Short task:
Output the material below in its entirety, exactly as given.

★ ★ ★

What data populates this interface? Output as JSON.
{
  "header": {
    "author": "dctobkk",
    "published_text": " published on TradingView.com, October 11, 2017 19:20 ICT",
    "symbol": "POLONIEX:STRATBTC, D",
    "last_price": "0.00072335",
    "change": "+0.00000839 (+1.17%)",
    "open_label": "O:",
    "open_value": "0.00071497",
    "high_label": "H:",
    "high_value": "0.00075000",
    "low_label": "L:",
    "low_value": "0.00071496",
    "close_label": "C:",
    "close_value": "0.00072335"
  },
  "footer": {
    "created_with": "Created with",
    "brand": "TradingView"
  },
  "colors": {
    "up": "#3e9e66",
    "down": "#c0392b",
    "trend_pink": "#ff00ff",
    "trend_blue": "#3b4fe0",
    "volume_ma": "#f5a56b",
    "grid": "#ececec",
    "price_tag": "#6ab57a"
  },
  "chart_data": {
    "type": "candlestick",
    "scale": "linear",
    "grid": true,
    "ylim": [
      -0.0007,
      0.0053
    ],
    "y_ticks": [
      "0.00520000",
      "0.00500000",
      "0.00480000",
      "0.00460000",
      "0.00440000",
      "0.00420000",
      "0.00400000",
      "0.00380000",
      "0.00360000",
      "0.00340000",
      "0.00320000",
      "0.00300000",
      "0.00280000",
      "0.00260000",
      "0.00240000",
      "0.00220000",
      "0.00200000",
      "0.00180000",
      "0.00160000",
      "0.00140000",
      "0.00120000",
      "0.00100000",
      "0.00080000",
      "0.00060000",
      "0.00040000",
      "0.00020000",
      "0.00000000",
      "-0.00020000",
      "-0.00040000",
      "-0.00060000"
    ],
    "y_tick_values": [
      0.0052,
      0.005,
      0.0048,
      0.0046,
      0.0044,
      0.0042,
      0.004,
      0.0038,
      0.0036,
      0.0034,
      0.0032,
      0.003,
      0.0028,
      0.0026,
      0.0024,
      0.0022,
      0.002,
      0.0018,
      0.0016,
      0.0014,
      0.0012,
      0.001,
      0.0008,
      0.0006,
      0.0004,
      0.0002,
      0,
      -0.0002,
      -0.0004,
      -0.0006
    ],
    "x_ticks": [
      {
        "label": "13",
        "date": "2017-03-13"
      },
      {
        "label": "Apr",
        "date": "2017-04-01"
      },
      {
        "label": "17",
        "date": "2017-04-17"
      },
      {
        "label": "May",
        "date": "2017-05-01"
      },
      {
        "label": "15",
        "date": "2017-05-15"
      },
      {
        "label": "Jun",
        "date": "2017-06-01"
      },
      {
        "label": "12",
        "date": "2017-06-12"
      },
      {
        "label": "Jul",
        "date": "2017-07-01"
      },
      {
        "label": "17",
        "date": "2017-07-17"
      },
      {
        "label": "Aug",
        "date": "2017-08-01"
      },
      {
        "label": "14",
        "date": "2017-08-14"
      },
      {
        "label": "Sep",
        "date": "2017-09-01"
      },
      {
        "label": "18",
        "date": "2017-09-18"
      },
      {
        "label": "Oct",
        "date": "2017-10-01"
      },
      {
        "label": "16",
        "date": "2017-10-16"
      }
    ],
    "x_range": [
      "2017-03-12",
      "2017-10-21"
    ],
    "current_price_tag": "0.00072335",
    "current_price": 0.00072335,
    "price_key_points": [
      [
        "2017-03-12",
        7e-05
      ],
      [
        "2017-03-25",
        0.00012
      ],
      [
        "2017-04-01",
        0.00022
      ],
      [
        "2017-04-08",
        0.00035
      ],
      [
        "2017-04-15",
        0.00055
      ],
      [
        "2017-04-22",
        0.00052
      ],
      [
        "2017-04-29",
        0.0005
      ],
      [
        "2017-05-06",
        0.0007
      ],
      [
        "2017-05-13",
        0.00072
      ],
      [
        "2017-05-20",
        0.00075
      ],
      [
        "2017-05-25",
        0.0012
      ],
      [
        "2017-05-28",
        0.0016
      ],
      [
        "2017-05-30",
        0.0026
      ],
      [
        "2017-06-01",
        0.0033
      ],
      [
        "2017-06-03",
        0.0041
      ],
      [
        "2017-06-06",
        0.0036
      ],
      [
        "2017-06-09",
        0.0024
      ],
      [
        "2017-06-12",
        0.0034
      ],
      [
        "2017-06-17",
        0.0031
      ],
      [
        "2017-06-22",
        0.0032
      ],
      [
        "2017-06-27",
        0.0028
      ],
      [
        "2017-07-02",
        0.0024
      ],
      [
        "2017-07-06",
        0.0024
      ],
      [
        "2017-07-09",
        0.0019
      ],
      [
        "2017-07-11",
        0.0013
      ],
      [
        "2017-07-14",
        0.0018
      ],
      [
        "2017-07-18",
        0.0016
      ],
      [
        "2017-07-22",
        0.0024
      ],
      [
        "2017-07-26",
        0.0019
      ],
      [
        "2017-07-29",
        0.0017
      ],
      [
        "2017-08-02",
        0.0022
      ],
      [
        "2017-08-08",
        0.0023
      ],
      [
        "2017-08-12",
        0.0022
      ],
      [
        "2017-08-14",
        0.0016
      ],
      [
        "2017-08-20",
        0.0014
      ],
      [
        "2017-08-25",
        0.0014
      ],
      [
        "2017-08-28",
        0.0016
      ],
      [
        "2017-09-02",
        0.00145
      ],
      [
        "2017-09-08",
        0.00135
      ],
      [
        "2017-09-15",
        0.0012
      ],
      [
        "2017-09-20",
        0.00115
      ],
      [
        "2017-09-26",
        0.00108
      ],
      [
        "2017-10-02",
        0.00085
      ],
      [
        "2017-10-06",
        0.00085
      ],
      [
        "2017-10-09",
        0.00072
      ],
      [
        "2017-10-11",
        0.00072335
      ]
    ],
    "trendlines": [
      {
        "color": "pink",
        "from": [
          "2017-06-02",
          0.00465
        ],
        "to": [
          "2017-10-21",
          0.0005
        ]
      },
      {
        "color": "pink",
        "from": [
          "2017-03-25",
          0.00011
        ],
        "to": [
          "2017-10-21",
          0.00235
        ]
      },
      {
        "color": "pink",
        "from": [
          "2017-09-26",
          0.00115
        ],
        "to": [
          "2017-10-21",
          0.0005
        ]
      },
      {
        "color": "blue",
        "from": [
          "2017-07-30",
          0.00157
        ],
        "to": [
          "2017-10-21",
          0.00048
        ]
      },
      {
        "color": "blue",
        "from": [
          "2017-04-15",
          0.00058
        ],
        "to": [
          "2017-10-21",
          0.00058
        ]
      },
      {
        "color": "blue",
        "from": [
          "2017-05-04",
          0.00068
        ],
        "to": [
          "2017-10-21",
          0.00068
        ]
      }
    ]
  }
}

★ ★ ★

Result for this exercise:
What data populates this interface? Output as JSON.
{
  "header": {
    "author": "dctobkk",
    "published_text": " published on TradingView.com, October 11, 2017 19:20 ICT",
    "symbol": "POLONIEX:STRATBTC, D",
    "last_price": "0.00072335",
    "change": "+0.00000839 (+1.17%)",
    "open_label": "O:",
    "open_value": "0.00071497",
    "high_label": "H:",
    "high_value": "0.00075000",
    "low_label": "L:",
    "low_value": "0.00071496",
    "close_label": "C:",
    "close_value": "0.00072335"
  },
  "footer": {
    "created_with": "Created with",
    "brand": "TradingView"
  },
  "colors": {
    "up": "#3e9e66",
    "down": "#c0392b",
    "trend_pink": "#ff00ff",
    "trend_blue": "#3b4fe0",
    "volume_ma": "#f5a56b",
    "grid": "#ececec",
    "price_tag": "#6ab57a"
  },
  "chart_data": {
    "type": "candlestick",
    "scale": "linear",
    "grid": true,
    "ylim": [
      -0.0007,
      0.0053
    ],
    "y_ticks": [
      "0.00520000",
      "0.00500000",
      "0.00480000",
      "0.00460000",
      "0.00440000",
      "0.00420000",
      "0.00400000",
      "0.00380000",
      "0.00360000",
      "0.00340000",
      "0.00320000",
      "0.00300000",
      "0.00280000",
      "0.00260000",
      "0.00240000",
      "0.00220000",
      "0.00200000",
      "0.00180000",
      "0.00160000",
      "0.00140000",
      "0.00120000",
      "0.00100000",
      "0.00080000",
      "0.00060000",
      "0.00040000",
      "0.00020000",
      "0.00000000",
      "-0.00020000",
      "-0.00040000",
      "-0.00060000"
    ],
    "y_tick_values": [
      0.0052,
      0.005,
      0.0048,
      0.0046,
      0.0044,
      0.0042,
      0.004,
      0.0038,
      0.0036,
      0.0034,
      0.0032,
      0.003,
      0.0028,
      0.0026,
      0.0024,
      0.0022,
      0.002,
      0.0018,
      0.0016,
      0.0014,
      0.0012,
      0.001,
      0.0008,
      0.0006,
      0.0004,
      0.0002,
      0,
      -0.0002,
      -0.0004,
      -0.0006
    ],
    "x_ticks": [
      {
        "label": "13",
        "date": "2017-03-13"
      },
      {
        "label": "Apr",
        "date": "2017-04-01"
      },
      {
        "label": "17",
        "date": "2017-04-17"
      },
      {
        "label": "May",
        "date": "2017-05-01"
      },
      {
        "label": "15",
        "date": "2017-05-15"
      },
      {
        "label": "Jun",
        "date": "2017-06-01"
      },
      {
        "label": "12",
        "date": "2017-06-12"
      },
      {
        "label": "Jul",
        "date": "2017-07-01"
      },
      {
        "label": "17",
        "date": "2017-07-17"
      },
      {
        "label": "Aug",
        "date": "2017-08-01"
      },
      {
        "label": "14",
        "date": "2017-08-14"
      },
      {
        "label": "Sep",
        "date": "2017-09-01"
      },
      {
        "label": "18",
        "date": "2017-09-18"
      },
      {
        "label": "Oct",
        "date": "2017-10-01"
      },
      {
        "label": "16",
        "date": "2017-10-16"
      }
    ],
    "x_range": [
      "2017-03-12",
      "2017-10-21"
    ],
    "current_price_tag": "0.00072335",
    "current_price": 0.00072335,
    "price_key_points": [
      [
        "2017-03-12",
        7e-05
      ],
      [
        "2017-03-25",
        0.00012
      ],
      [
        "2017-04-01",
        0.00022
      ],
      [
        "2017-04-08",
        0.00035
      ],
      [
        "2017-04-15",
        0.00055
      ],
      [
        "2017-04-22",
        0.00052
      ],
      [
        "2017-04-29",
        0.0005
      ],
      [
        "2017-05-06",
        0.0007
      ],
      [
        "2017-05-13",
        0.00072
      ],
      [
        "2017-05-20",
        0.00075
      ],
      [
        "2017-05-25",
        0.0012
      ],
      [
        "2017-05-28",
        0.0016
      ],
      [
        "2017-05-30",
        0.0026
      ],
      [
        "2017-06-01",
        0.0033
      ],
      [
        "2017-06-03",
        0.0041
      ],
      [
        "2017-06-06",
        0.0036
      ],
      [
        "2017-06-09",
        0.0024
      ],
      [
        "2017-06-12",
        0.0034
      ],
      [
        "2017-06-17",
        0.0031
      ],
      [
        "2017-06-22",
        0.0032
      ],
      [
        "2017-06-27",
        0.0028
      ],
      [
        "2017-07-02",
        0.0024
      ],
      [
        "2017-07-06",
        0.0024
      ],
      [
        "2017-07-09",
        0.0019
      ],
      [
        "2017-07-11",
        0.0013
      ],
      [
        "2017-07-14",
        0.0018
      ],
      [
        "2017-07-18",
        0.0016
      ],
      [
        "2017-07-22",
        0.0024
      ],
      [
        "2017-07-26",
        0.0019
      ],
      [
        "2017-07-29",
        0.0017
      ],
      [
        "2017-08-02",
        0.0022
      ],
      [
        "2017-08-08",
        0.0023
      ],
      [
        "2017-08-12",
        0.0022
      ],
      [
        "2017-08-14",
        0.0016
      ],
      [
        "2017-08-20",
        0.0014
      ],
      [
        "2017-08-25",
        0.0014
      ],
      [
        "2017-08-28",
        0.0016
      ],
      [
        "2017-09-02",
        0.00145
      ],
      [
        "2017-09-08",
        0.00135
      ],
      [
        "2017-09-15",
        0.0012
      ],
      [
        "2017-09-20",
        0.00115
      ],
      [
        "2017-09-26",
        0.00108
      ],
      [
        "2017-10-02",
        0.00085
      ],
      [
        "2017-10-06",
        0.00085
      ],
      [
        "2017-10-09",
        0.00072
      ],
      [
        "2017-10-11",
        0.00072335
      ]
    ],
    "trendlines": [
      {
        "color": "pink",
        "from": [
          "2017-06-02",
          0.00465
        ],
        "to": [
          "2017-10-21",
          0.0005
        ]
      },
      {
        "color": "pink",
        "from": [
          "2017-03-25",
          0.00011
        ],
        "to": [
          "2017-10-21",
          0.00235
        ]
      },
      {
        "color": "pink",
        "from": [
          "2017-09-26",
          0.00115
        ],
        "to": [
          "2017-10-21",
          0.0005
        ]
      },
      {
        "color": "blue",
        "from": [
          "2017-07-30",
          0.00157
        ],
        "to": [
          "2017-10-21",
          0.00048
        ]
      },
      {
        "color": "blue",
        "from": [
          "2017-04-15",
          0.00058
        ],
        "to": [
          "2017-10-21",
          0.00058
        ]
      },
      {
        "color": "blue",
        "from": [
          "2017-05-04",
          0.00068
        ],
        "to": [
          "2017-10-21",
          0.00068
        ]
      }
    ]
  }
}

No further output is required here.